>> start QUOTED TEXT

Districts consider options for empty schools
Just down the road from Rogers City Elementary School stands the Grambau Center, formerly Rogers City High School.
It is large, stately and empty. The building’s been completely unoccupied since the district moved its central office into the high school/middle school building in 2013. School board grounds committee Chairman Lee Gapczynski said there haven’t been classes there for nearly 10 years.
“We want to sell it, but we want to make sure that it gets utilized in a good manner,” he said.
The Grambau Center is one of a handful of empty schools in Alpena and Presque Isle counties, and the districts that own them are considering their options on what to do with them.
Gapczynski said the district has no use for the space, although the building is in good shape. The building would make an ideal assisted living facility, or possibly be converted into offices. So far, there have been no legitimate offers. A man approached the board offering to buy it for $1 and turn it into a community center, but later withdrew the offer.
In Millersburg, Case Township has turned an old country school into a community center. Township Treasurer Diane Lewis said the building has six old classrooms and a gymnasium. The township office is in one, a Presque Isle District Library branch is in another and an off-campus locaton for Alpena Community College is in another. There’s also an exercise room, available for $1 a day or $12 per month, and a room where quilters meet.
“We’re real proud of what we’ve done with it,” she said.
Township Supervisor Dean Storms said the township always has owned the gymnasium, and got the rest of the school about four years ago when Onaway Area Community Schools sold it to them for $1.
“There was an awful lot of disappointment when the children were no longer at the building, because there are so many memories from the local people because they all went to school there,” he said.
The school playground is still there and open to the public, Storms said. Eventually, the township would like to build a picnic pavilion to go with its picnic table and park grill.
Alpena Public Schools has two empty elementaries, APS Assistant Superintendent of Operations Diane Block said. Sunset Elementary, on Hobbs Drive, and Long Rapids Elementary, in Long Rapids Township, were both closed in 2010. In 2004, the district closed two others, Hubbard Lake Elementary and Maple Ridge Elementary. It sold both in 2008.
“The county birth rate keeps declining, and our enrollment has dropped considerably,” she said. “Twenty years ago, we had 5,600 students. Today we have 3,800.”

>> end QUOTED TEXT
>> start MATERIAL PROVIDED

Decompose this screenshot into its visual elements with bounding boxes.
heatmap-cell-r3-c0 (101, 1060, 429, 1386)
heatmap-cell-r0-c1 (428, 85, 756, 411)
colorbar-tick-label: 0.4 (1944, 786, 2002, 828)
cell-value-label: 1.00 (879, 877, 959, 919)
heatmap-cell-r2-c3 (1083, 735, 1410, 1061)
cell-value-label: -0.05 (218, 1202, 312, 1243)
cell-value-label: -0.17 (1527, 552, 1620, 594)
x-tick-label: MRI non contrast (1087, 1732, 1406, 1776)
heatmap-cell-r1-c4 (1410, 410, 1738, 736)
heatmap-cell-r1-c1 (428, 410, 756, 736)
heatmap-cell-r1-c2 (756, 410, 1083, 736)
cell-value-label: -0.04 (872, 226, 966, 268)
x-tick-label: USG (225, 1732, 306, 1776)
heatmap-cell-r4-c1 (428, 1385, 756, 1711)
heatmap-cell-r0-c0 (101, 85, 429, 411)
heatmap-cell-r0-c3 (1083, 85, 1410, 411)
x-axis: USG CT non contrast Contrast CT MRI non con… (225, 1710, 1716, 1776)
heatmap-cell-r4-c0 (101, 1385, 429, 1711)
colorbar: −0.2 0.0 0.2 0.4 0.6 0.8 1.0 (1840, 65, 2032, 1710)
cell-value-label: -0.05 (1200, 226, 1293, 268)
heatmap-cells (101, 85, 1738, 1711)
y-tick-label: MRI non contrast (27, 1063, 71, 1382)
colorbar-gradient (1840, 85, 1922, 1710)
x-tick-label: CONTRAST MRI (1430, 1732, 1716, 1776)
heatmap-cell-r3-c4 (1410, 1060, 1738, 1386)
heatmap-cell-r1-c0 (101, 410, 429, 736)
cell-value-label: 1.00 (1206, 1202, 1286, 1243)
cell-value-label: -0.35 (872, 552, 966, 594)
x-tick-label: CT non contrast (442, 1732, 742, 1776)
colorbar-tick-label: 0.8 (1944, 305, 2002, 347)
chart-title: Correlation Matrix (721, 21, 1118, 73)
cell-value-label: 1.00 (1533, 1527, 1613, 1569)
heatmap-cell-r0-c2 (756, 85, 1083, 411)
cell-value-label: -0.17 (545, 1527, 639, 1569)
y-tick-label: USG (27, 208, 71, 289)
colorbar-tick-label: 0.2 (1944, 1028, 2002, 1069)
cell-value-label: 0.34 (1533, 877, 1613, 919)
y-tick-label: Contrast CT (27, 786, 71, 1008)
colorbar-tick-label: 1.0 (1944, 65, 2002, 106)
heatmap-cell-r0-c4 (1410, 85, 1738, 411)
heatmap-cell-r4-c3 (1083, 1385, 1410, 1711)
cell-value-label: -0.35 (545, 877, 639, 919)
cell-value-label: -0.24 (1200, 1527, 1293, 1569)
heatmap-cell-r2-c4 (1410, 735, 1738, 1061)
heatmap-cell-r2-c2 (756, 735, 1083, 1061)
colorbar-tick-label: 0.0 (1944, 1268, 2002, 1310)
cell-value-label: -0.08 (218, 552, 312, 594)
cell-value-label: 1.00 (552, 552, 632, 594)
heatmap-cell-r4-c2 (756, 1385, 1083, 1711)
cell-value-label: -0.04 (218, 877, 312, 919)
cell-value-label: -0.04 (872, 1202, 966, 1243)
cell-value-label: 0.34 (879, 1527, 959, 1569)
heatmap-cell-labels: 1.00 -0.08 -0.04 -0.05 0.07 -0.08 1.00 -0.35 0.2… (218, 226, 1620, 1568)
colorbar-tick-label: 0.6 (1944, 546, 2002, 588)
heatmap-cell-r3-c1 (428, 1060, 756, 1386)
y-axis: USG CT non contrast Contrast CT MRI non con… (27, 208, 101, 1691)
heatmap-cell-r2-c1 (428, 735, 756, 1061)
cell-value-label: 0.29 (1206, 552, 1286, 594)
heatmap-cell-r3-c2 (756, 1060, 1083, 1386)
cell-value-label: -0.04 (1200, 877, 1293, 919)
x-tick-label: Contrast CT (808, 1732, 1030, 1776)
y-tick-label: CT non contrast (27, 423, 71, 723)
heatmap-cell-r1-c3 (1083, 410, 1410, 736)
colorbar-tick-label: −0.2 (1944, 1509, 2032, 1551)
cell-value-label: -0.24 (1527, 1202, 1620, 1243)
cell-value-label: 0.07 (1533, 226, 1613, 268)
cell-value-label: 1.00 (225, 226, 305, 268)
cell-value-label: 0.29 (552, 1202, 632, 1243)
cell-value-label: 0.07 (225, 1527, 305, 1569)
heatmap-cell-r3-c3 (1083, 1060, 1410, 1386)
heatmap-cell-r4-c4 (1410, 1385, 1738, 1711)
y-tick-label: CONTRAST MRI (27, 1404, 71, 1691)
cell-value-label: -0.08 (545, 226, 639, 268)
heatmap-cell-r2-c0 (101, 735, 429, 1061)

>> end MATERIAL PROVIDED

• TASK LIST:
1: Using the article on empty schools above, decide whether each statement agrees with it. Answer yes or no for each, and quote the deciding words of the article exactly. (a) The Grambau Center was once Rogers City High School. (b) Case Township acquired the entire school, gymnasium included, about four years ago. (c) Alpena Public Schools sold Hubbard Lake Elementary and Maple Ridge Elementary in 2008.
2: List every person named in the article on empty schools, together with the title the article gives each one.
3: Write the next part of the article on empty schools in Alpena and Presque Isle counties, beginning after its final sentence.

• IN RESPONSE:
1:
(a) Yes: "formerly Rogers City High School."
(b) No: "the township always has owned the gymnasium."
(c) Yes: "It sold both in 2008."

2:
1. Lee Gapczynski: School board grounds committee Chairman
2. Diane Lewis: Township Treasurer
3. Dean Storms: Township Supervisor
4. Diane Block: APS Assistant Superintendent of Operations

3:
The district is considering rearranging how it uses its buildings, and to help make the decision it commissioned a facility study, Block said. The finished result was presented to board members in January, and the district will be seeking more input on what to do next.
For now, Long Rapids is empty, and Sunset has some furniture stored in it, Block said. Sunset also has been used for training exercises for drug dogs.
“If there’s some exercises that can be done with the buildings, we’ve been open to that as long as it’s not going to damage the building,” she said.
There are costs to keeping these empty schools. For the 2013 fiscal year, APS spent $17,000 on Sunset and $8,000 on Long Rapids, Block said. The former RCHS uses about $500 to $700 in electricity per year, Kirk Schaedig, district head of maintenance, transportation and custodial services, said. Before the district had winterized the building and turned off the heat, it cost about $10,000 per year to keep it heated at around 45 degrees.
If APS ever opted to reopen Sunset or Long Rapids, it would cost a considerable amount to bring the buildings back up to code. According to the facilities study, it would cost an estimated $2,829,380 for Sunset and $1,598,429 for Long Rapids.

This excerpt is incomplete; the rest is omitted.